• _Collected data entries_:
***

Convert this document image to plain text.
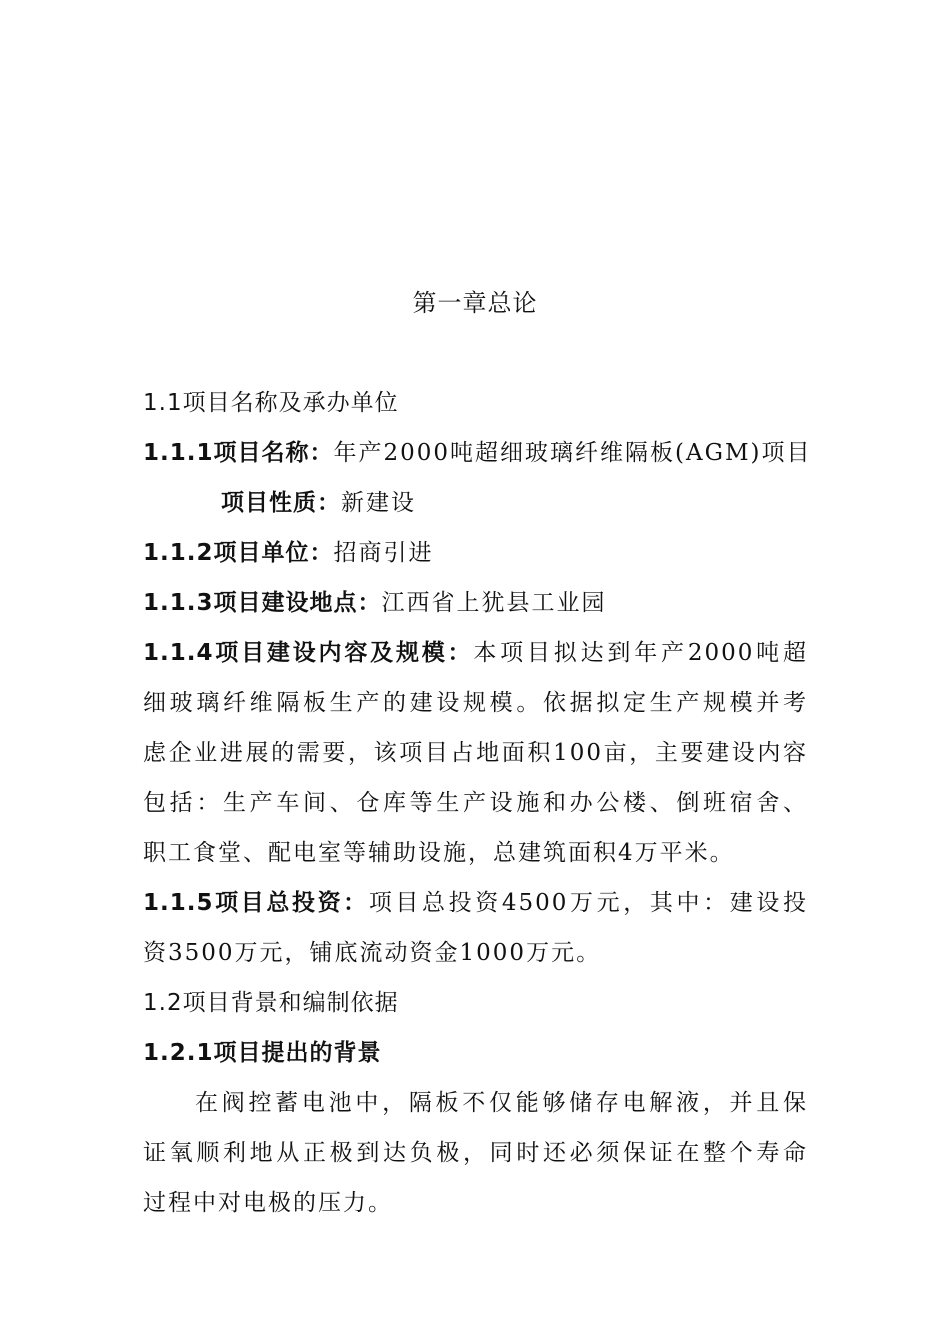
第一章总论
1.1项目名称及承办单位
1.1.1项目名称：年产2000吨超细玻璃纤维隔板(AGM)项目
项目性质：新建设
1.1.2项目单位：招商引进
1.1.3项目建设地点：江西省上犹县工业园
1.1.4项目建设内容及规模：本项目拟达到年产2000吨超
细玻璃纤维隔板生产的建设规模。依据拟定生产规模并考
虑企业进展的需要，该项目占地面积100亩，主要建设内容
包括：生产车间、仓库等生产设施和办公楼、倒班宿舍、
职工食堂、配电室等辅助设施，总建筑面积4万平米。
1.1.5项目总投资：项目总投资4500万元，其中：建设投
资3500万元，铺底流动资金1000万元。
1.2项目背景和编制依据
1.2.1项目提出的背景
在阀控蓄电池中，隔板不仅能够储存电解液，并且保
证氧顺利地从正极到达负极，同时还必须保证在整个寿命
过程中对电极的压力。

***

• _Stated task_:
Give every line above again exactly, with no pictures.

• _Written solution_:
Convert this document image to plain text.
第一章总论
1.1项目名称及承办单位
1.1.1项目名称：年产2000吨超细玻璃纤维隔板(AGM)项目
项目性质：新建设
1.1.2项目单位：招商引进
1.1.3项目建设地点：江西省上犹县工业园
1.1.4项目建设内容及规模：本项目拟达到年产2000吨超
细玻璃纤维隔板生产的建设规模。依据拟定生产规模并考
虑企业进展的需要，该项目占地面积100亩，主要建设内容
包括：生产车间、仓库等生产设施和办公楼、倒班宿舍、
职工食堂、配电室等辅助设施，总建筑面积4万平米。
1.1.5项目总投资：项目总投资4500万元，其中：建设投
资3500万元，铺底流动资金1000万元。
1.2项目背景和编制依据
1.2.1项目提出的背景
在阀控蓄电池中，隔板不仅能够储存电解液，并且保
证氧顺利地从正极到达负极，同时还必须保证在整个寿命
过程中对电极的压力。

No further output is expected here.